:: DATASET EXCERPTS ::

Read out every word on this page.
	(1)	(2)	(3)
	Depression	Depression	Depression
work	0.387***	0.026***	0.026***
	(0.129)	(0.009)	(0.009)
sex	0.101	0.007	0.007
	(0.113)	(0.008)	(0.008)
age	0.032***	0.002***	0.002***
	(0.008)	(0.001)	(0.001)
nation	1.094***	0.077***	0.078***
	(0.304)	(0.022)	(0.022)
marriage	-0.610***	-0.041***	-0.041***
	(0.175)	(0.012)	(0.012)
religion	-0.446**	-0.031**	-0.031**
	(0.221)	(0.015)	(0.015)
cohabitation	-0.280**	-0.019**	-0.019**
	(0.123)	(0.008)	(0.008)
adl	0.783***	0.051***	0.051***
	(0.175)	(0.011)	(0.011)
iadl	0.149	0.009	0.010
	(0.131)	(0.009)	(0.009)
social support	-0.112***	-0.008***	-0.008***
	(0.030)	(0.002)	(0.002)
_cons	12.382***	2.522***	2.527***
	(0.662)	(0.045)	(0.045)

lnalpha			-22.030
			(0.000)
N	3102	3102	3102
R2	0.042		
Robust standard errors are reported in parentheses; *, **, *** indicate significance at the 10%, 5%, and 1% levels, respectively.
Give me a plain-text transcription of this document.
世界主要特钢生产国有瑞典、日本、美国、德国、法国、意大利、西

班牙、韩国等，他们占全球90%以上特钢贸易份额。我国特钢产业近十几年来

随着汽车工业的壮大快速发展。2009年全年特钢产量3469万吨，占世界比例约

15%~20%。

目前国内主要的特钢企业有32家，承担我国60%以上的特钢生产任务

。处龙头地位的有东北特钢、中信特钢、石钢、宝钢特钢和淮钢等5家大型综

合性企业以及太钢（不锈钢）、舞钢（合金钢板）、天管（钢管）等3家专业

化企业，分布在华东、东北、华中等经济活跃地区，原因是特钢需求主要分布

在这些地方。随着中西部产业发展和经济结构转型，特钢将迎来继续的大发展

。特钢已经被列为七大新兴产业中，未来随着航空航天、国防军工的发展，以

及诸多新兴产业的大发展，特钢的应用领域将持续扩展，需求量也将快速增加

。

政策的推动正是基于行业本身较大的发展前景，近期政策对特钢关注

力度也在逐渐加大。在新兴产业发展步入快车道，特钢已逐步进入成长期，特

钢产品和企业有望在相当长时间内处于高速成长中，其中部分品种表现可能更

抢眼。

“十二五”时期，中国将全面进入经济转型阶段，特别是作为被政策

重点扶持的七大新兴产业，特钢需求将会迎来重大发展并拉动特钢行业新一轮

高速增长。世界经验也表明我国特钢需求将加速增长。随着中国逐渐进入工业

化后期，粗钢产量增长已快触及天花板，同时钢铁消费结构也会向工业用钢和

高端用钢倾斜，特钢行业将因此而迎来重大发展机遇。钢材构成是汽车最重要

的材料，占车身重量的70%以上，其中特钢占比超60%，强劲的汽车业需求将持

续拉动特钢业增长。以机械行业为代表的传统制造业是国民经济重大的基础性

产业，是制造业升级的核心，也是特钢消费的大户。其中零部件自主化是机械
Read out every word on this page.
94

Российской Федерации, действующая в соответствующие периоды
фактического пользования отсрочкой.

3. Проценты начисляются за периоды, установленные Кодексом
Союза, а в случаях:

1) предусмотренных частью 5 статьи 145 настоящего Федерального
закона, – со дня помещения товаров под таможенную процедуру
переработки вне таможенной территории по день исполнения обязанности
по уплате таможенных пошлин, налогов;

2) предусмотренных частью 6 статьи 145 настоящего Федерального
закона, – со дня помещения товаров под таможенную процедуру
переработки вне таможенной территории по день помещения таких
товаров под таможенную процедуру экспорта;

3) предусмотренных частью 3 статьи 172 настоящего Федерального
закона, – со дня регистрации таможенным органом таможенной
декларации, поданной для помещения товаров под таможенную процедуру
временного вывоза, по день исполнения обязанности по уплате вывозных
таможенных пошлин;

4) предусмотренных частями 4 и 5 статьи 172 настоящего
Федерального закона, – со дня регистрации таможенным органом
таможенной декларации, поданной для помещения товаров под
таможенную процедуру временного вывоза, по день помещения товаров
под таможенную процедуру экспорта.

:::

The answer must consist solely of the number of lines in the entries that contain the word "декларации".

2